§ DIRECTION: Leave out the pictures and reproduce all of the data exactly.

Stored data:
=====
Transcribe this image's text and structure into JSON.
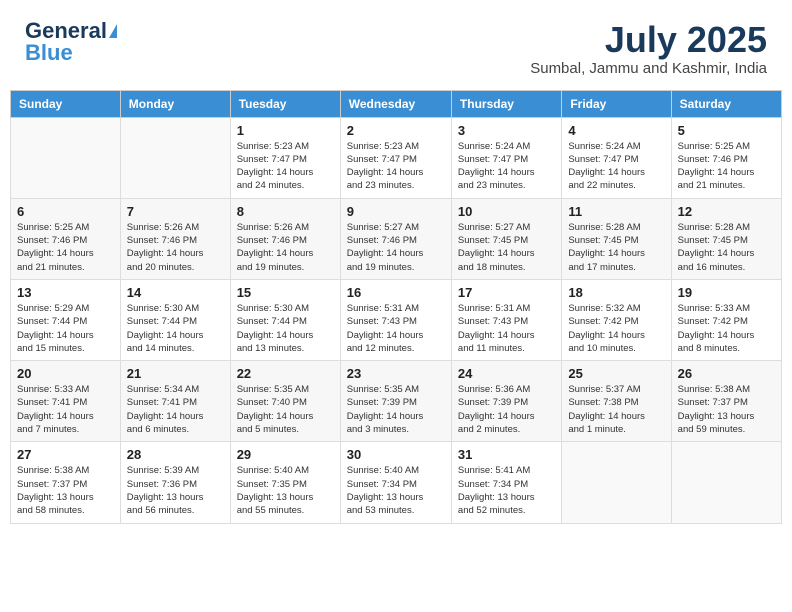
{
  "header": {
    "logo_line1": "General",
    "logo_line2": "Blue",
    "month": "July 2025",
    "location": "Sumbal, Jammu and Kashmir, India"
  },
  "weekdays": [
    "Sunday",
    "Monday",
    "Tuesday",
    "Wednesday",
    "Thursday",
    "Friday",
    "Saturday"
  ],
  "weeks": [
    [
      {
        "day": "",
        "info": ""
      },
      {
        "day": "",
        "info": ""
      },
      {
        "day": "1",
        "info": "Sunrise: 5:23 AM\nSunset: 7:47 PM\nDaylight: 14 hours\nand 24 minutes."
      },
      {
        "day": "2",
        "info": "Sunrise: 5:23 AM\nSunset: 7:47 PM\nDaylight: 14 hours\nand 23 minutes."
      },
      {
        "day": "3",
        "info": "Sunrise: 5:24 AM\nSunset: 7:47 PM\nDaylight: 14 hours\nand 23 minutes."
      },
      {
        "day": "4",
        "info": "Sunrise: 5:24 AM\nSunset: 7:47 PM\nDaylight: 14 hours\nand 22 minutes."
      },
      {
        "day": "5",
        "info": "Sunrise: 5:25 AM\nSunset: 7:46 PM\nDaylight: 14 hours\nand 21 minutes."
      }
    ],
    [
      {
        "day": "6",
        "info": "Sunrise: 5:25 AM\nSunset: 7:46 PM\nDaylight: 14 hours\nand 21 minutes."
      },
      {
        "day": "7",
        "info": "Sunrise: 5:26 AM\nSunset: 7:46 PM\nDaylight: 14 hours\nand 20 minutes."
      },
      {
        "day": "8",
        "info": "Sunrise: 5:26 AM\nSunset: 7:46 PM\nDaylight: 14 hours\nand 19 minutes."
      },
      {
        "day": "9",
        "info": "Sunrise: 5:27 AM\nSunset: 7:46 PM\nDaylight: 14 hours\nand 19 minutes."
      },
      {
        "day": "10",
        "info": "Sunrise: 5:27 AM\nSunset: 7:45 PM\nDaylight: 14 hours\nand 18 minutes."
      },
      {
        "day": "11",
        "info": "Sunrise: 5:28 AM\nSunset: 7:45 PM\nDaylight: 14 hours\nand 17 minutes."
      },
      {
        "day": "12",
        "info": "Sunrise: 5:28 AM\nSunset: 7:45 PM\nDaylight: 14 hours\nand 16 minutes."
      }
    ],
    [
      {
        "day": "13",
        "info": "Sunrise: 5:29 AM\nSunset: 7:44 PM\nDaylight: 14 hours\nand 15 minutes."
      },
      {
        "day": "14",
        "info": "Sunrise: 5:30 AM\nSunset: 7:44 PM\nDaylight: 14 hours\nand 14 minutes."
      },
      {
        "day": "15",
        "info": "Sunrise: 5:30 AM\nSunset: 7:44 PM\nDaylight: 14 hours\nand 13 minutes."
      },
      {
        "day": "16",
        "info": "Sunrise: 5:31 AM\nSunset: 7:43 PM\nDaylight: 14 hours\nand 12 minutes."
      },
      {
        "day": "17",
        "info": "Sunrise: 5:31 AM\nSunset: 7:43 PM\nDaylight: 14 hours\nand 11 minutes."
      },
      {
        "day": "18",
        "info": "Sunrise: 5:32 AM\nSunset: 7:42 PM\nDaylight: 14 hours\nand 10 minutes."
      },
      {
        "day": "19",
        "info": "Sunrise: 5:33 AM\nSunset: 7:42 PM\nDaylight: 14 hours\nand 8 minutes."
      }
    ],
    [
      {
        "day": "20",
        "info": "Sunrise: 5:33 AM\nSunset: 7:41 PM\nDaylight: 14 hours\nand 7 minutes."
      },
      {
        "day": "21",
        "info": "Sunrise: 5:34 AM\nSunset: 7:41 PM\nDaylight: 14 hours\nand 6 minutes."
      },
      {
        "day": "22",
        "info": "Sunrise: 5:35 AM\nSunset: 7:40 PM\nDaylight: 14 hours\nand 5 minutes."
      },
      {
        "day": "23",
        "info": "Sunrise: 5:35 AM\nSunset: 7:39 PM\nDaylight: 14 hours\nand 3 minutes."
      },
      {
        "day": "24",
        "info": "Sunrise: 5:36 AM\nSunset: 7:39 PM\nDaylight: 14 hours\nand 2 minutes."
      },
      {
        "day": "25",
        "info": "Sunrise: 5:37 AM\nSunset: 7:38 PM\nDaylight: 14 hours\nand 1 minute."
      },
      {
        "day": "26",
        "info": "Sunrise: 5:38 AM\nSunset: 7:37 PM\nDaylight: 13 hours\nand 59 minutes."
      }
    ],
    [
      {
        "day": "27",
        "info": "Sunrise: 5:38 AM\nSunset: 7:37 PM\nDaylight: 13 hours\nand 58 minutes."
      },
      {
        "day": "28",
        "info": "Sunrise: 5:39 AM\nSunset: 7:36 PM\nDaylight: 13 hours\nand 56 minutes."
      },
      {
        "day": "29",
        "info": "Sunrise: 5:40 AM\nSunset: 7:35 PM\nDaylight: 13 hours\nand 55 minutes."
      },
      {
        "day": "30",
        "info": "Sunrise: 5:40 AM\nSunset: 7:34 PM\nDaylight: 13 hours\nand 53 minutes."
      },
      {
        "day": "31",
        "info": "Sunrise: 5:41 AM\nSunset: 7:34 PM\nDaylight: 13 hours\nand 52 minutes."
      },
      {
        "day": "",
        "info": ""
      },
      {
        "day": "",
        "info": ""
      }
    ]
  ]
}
=====
§ TASK ANSWER:
Transcribe this image's text and structure into JSON.
{
  "header": {
    "logo_line1": "General",
    "logo_line2": "Blue",
    "month": "July 2025",
    "location": "Sumbal, Jammu and Kashmir, India"
  },
  "weekdays": [
    "Sunday",
    "Monday",
    "Tuesday",
    "Wednesday",
    "Thursday",
    "Friday",
    "Saturday"
  ],
  "weeks": [
    [
      {
        "day": "",
        "info": ""
      },
      {
        "day": "",
        "info": ""
      },
      {
        "day": "1",
        "info": "Sunrise: 5:23 AM\nSunset: 7:47 PM\nDaylight: 14 hours\nand 24 minutes."
      },
      {
        "day": "2",
        "info": "Sunrise: 5:23 AM\nSunset: 7:47 PM\nDaylight: 14 hours\nand 23 minutes."
      },
      {
        "day": "3",
        "info": "Sunrise: 5:24 AM\nSunset: 7:47 PM\nDaylight: 14 hours\nand 23 minutes."
      },
      {
        "day": "4",
        "info": "Sunrise: 5:24 AM\nSunset: 7:47 PM\nDaylight: 14 hours\nand 22 minutes."
      },
      {
        "day": "5",
        "info": "Sunrise: 5:25 AM\nSunset: 7:46 PM\nDaylight: 14 hours\nand 21 minutes."
      }
    ],
    [
      {
        "day": "6",
        "info": "Sunrise: 5:25 AM\nSunset: 7:46 PM\nDaylight: 14 hours\nand 21 minutes."
      },
      {
        "day": "7",
        "info": "Sunrise: 5:26 AM\nSunset: 7:46 PM\nDaylight: 14 hours\nand 20 minutes."
      },
      {
        "day": "8",
        "info": "Sunrise: 5:26 AM\nSunset: 7:46 PM\nDaylight: 14 hours\nand 19 minutes."
      },
      {
        "day": "9",
        "info": "Sunrise: 5:27 AM\nSunset: 7:46 PM\nDaylight: 14 hours\nand 19 minutes."
      },
      {
        "day": "10",
        "info": "Sunrise: 5:27 AM\nSunset: 7:45 PM\nDaylight: 14 hours\nand 18 minutes."
      },
      {
        "day": "11",
        "info": "Sunrise: 5:28 AM\nSunset: 7:45 PM\nDaylight: 14 hours\nand 17 minutes."
      },
      {
        "day": "12",
        "info": "Sunrise: 5:28 AM\nSunset: 7:45 PM\nDaylight: 14 hours\nand 16 minutes."
      }
    ],
    [
      {
        "day": "13",
        "info": "Sunrise: 5:29 AM\nSunset: 7:44 PM\nDaylight: 14 hours\nand 15 minutes."
      },
      {
        "day": "14",
        "info": "Sunrise: 5:30 AM\nSunset: 7:44 PM\nDaylight: 14 hours\nand 14 minutes."
      },
      {
        "day": "15",
        "info": "Sunrise: 5:30 AM\nSunset: 7:44 PM\nDaylight: 14 hours\nand 13 minutes."
      },
      {
        "day": "16",
        "info": "Sunrise: 5:31 AM\nSunset: 7:43 PM\nDaylight: 14 hours\nand 12 minutes."
      },
      {
        "day": "17",
        "info": "Sunrise: 5:31 AM\nSunset: 7:43 PM\nDaylight: 14 hours\nand 11 minutes."
      },
      {
        "day": "18",
        "info": "Sunrise: 5:32 AM\nSunset: 7:42 PM\nDaylight: 14 hours\nand 10 minutes."
      },
      {
        "day": "19",
        "info": "Sunrise: 5:33 AM\nSunset: 7:42 PM\nDaylight: 14 hours\nand 8 minutes."
      }
    ],
    [
      {
        "day": "20",
        "info": "Sunrise: 5:33 AM\nSunset: 7:41 PM\nDaylight: 14 hours\nand 7 minutes."
      },
      {
        "day": "21",
        "info": "Sunrise: 5:34 AM\nSunset: 7:41 PM\nDaylight: 14 hours\nand 6 minutes."
      },
      {
        "day": "22",
        "info": "Sunrise: 5:35 AM\nSunset: 7:40 PM\nDaylight: 14 hours\nand 5 minutes."
      },
      {
        "day": "23",
        "info": "Sunrise: 5:35 AM\nSunset: 7:39 PM\nDaylight: 14 hours\nand 3 minutes."
      },
      {
        "day": "24",
        "info": "Sunrise: 5:36 AM\nSunset: 7:39 PM\nDaylight: 14 hours\nand 2 minutes."
      },
      {
        "day": "25",
        "info": "Sunrise: 5:37 AM\nSunset: 7:38 PM\nDaylight: 14 hours\nand 1 minute."
      },
      {
        "day": "26",
        "info": "Sunrise: 5:38 AM\nSunset: 7:37 PM\nDaylight: 13 hours\nand 59 minutes."
      }
    ],
    [
      {
        "day": "27",
        "info": "Sunrise: 5:38 AM\nSunset: 7:37 PM\nDaylight: 13 hours\nand 58 minutes."
      },
      {
        "day": "28",
        "info": "Sunrise: 5:39 AM\nSunset: 7:36 PM\nDaylight: 13 hours\nand 56 minutes."
      },
      {
        "day": "29",
        "info": "Sunrise: 5:40 AM\nSunset: 7:35 PM\nDaylight: 13 hours\nand 55 minutes."
      },
      {
        "day": "30",
        "info": "Sunrise: 5:40 AM\nSunset: 7:34 PM\nDaylight: 13 hours\nand 53 minutes."
      },
      {
        "day": "31",
        "info": "Sunrise: 5:41 AM\nSunset: 7:34 PM\nDaylight: 13 hours\nand 52 minutes."
      },
      {
        "day": "",
        "info": ""
      },
      {
        "day": "",
        "info": ""
      }
    ]
  ]
}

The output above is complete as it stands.